▶ **Tasks**
**A.** Transcribe the passage of the text about Cesário Lange from "Agriculture, industry, religious" to "center thoroughbred horses.".
**B.** According to the text about Cesário Lange, in whose honor was the town named?
**C.** Continue the text about Cesário Lange from its final sentence.

▶ **Excerpt to read**
"""

Municipality in the state of São Paulo in Brazil

Cesário Lange is a Brazilian municipality in the state of São Paulo. It is part of the Metropolitan Region of Sorocaba, and the statistical mesoregion of Itapetininga and microregion Tatuí. The population is 18,375 (2020 est.) in an area of 190.39 km².

==History==

The municipality was founded in December 12, 1878 by João Mendes de Almeida, according to Law No. 29/64. It was assigned town category under Law No. 5285 of February 18, 1959, implemented January 1, 1960. Its political emancipation was made under Law No. 28 of August 19, 1966. The town was named in honor of Cesario Lange Adrien, its first teacher. Almeida built the first chapel in the city, dedicated to Santa Cruz, which was subsequently enlarged into a church.

==Highways==

- SP-280: Rodovia Presidente Castelo Branco.
- SP-143: Cesário Lange / Pereiras - Rodovia Marechal Rondon.
- SP-141: Cesário Lange / Porangaba.
- SP-127: Cesário Lange / Tatuí.
- Highway Otávio Pilon: Vicinal Cesário Lange / Cerquilho - Rodovia do Açúcar.

==Economy and religion==

Agriculture, industry, religious tourism and leisure are some of the economic activities practiced in the city, which is a breeding center thoroughbred horses.

"""

[Bounding box prediction data]
"""

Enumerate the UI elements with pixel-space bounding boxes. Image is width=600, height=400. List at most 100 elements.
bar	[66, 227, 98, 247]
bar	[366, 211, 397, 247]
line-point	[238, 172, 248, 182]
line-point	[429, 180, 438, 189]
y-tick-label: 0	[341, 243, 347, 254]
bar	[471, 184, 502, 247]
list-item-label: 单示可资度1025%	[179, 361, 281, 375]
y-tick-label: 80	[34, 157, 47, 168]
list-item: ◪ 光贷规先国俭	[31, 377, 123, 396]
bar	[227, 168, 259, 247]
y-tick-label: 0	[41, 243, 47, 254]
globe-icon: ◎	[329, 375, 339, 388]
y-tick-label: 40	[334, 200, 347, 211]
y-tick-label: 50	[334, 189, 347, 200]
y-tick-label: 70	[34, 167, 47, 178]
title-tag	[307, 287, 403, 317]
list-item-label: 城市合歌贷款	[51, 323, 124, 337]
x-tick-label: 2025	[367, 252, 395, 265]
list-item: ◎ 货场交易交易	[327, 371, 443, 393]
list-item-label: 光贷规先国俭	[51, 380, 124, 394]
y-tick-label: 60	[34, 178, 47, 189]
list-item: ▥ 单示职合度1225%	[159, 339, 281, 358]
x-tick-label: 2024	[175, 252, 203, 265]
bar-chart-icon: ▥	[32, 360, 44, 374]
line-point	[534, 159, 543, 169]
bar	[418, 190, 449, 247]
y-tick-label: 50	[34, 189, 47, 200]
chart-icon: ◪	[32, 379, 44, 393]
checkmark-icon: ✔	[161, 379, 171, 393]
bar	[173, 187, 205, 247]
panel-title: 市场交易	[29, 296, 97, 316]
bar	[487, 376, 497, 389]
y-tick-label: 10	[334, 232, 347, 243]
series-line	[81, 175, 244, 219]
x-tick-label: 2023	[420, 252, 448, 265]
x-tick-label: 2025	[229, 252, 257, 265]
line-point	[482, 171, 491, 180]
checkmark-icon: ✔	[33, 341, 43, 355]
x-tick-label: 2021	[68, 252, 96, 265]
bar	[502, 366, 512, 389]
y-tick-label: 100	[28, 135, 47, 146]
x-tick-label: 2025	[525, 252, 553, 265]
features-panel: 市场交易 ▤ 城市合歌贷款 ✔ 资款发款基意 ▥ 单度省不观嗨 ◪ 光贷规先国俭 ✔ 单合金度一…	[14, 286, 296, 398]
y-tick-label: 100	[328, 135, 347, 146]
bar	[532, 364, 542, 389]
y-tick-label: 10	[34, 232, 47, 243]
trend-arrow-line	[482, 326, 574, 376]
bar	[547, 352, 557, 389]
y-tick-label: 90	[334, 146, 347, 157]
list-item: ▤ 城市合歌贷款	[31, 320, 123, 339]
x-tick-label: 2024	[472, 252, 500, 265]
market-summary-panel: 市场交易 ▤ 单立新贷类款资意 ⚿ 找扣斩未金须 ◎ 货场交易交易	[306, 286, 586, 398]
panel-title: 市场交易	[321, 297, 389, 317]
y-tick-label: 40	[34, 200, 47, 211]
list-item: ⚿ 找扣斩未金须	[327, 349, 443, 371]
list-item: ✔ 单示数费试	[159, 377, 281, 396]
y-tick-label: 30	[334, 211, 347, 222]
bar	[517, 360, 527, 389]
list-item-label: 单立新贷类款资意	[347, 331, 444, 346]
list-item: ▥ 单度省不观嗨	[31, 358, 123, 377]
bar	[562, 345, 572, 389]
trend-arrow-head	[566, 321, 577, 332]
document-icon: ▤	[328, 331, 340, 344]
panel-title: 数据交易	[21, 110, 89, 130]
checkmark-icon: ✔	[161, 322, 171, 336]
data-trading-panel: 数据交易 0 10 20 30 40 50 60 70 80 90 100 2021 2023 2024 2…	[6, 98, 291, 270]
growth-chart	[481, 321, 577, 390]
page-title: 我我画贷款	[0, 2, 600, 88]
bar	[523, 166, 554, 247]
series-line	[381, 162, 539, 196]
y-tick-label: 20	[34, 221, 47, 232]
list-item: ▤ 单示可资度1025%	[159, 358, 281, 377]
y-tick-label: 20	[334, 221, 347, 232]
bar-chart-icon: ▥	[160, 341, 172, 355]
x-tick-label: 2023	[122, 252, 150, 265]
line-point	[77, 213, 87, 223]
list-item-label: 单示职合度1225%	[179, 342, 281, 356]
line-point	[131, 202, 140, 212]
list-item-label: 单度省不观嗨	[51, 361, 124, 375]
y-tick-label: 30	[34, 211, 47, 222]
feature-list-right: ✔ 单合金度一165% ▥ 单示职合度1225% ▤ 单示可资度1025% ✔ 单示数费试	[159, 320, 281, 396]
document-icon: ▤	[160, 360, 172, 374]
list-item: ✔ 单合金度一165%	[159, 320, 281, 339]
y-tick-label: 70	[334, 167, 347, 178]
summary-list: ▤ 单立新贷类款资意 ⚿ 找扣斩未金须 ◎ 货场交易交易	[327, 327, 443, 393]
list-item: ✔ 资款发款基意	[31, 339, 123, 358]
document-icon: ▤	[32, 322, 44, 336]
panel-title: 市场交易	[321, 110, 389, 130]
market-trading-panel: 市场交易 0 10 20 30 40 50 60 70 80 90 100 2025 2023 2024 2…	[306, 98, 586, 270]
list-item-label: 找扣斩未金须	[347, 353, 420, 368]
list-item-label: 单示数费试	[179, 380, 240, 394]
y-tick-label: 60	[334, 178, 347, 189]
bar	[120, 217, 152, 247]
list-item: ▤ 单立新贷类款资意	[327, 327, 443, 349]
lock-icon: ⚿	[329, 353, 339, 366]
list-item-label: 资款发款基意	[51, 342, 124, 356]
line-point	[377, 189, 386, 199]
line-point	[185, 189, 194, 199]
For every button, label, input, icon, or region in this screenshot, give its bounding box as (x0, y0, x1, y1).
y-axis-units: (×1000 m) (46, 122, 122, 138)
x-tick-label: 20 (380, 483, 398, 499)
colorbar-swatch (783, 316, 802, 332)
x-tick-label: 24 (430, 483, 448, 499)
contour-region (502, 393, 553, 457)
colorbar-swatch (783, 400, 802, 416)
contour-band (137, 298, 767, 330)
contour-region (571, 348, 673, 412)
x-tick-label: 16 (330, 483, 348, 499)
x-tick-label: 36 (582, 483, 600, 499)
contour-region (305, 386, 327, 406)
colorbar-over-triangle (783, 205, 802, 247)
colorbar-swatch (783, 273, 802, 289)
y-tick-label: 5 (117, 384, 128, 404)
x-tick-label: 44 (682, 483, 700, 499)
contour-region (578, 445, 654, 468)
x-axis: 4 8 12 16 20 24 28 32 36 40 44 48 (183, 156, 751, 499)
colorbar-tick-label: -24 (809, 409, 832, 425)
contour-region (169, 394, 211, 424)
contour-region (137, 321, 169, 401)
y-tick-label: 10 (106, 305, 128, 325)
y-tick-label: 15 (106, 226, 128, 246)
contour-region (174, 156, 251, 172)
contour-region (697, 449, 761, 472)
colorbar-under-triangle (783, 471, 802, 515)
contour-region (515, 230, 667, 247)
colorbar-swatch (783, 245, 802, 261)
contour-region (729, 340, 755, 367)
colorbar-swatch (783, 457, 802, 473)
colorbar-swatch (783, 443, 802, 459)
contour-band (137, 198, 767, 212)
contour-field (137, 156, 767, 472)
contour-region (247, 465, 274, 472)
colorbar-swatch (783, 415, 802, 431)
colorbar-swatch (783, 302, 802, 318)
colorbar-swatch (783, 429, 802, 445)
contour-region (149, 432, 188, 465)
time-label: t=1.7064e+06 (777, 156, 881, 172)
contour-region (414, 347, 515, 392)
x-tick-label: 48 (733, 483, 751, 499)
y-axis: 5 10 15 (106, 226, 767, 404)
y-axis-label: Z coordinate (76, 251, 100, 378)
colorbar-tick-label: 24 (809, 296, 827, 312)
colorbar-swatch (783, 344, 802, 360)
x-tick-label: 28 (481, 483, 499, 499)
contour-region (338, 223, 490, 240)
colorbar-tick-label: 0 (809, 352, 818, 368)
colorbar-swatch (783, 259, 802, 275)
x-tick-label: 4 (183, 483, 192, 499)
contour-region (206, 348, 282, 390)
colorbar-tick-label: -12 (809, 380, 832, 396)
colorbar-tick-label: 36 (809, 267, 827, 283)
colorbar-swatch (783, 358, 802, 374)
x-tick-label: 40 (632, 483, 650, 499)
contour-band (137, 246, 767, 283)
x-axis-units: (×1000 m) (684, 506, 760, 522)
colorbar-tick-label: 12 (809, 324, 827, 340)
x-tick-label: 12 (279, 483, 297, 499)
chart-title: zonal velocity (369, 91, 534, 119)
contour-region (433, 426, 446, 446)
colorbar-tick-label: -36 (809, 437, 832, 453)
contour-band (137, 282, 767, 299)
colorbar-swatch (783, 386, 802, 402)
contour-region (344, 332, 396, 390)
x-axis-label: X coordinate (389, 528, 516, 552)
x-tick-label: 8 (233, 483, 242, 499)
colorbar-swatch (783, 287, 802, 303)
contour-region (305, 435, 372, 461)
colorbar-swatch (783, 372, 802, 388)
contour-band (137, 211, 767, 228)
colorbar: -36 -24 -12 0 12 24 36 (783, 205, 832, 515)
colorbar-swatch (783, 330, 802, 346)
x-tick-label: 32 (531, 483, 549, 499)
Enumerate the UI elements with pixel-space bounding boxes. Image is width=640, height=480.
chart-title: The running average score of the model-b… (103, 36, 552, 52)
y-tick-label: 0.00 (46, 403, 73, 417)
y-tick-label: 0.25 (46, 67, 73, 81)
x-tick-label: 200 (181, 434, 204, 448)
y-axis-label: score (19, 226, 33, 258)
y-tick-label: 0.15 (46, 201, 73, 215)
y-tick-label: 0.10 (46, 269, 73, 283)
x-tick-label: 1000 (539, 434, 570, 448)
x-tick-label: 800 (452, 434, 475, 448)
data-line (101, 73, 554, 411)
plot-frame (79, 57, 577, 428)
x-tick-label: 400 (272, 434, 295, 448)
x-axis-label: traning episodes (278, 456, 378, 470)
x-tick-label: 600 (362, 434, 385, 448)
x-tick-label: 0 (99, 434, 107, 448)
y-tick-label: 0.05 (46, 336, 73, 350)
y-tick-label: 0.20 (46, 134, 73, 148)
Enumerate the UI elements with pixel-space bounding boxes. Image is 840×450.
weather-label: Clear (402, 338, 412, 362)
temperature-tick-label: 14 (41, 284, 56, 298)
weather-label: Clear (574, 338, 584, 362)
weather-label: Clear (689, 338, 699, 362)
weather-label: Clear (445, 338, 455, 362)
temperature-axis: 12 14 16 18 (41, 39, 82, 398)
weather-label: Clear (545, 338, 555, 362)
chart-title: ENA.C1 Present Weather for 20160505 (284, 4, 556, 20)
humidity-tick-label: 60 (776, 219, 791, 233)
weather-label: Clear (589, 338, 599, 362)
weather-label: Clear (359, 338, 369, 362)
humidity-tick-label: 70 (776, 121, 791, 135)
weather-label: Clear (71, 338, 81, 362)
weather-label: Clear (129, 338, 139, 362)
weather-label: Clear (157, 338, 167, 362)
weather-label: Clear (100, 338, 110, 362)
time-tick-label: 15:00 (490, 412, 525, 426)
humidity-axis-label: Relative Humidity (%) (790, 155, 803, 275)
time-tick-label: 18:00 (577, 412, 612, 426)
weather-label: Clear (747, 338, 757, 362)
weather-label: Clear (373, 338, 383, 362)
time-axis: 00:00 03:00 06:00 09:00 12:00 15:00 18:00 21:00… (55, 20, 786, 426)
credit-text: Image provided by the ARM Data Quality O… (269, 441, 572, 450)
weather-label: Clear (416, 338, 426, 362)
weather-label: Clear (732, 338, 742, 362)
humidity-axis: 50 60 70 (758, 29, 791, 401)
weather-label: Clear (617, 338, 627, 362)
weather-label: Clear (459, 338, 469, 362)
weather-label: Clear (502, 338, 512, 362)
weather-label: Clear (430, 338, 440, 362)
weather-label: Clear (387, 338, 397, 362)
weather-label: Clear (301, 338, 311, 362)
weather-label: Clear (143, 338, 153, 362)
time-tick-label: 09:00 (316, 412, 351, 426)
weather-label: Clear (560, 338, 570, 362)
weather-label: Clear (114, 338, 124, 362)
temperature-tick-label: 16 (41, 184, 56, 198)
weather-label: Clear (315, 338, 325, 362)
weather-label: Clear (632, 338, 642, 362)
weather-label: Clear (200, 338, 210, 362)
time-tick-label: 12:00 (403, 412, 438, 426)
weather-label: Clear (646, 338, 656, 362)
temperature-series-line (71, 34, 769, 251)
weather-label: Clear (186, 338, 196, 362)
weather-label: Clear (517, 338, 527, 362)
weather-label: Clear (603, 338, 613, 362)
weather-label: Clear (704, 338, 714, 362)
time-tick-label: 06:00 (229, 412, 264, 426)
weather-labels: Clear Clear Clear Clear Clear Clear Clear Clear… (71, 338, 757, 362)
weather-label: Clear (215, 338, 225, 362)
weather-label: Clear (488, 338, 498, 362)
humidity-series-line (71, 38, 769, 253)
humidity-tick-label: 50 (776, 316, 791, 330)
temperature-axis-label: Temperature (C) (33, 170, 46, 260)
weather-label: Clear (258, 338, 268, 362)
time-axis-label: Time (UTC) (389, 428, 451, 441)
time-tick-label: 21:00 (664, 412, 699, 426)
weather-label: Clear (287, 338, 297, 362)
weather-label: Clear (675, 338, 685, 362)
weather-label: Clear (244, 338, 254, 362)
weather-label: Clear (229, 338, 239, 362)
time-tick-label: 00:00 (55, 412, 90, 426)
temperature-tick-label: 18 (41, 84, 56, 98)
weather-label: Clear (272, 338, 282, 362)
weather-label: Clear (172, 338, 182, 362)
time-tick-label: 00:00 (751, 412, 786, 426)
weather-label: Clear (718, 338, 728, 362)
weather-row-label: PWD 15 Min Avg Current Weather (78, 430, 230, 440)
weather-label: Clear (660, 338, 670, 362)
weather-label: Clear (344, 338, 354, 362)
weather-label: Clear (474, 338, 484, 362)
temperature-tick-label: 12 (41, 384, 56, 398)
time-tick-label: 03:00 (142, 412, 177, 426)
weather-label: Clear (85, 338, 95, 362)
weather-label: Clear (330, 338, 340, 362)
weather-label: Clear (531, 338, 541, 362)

"""

▶ **Written answers**
**A.**
Agriculture, industry, religious tourism and leisure are some of the economic activities practiced in the city, which is a breeding center thoroughbred horses.

**B.** Cesario Lange Adrien, its first teacher.

**C.**
In the city of Cesário Lange, is the Associação Torre de Vigia de Bíblias e Tratados (Watch Tower Bible and Tract Association), the Brazilian headquarters of Jehovah's Witnesses religious group. That site is organized the work of the Witnesses in the country and print millions of Bible literature that are sent to all the Portuguese-speaking world, including Portugal.

== Media ==
In telecommunications, the city was served by Companhia Telefônica Brasileira until 1973, when it began to be served by Telecomunicações de São Paulo. In July 1998, this company was acquired by Telefónica, which adopted the Vivo brand in 2012.

The company is currently an operator of cell phones, fixed lines, internet (fiber optics/4G) and television (satellite and cable).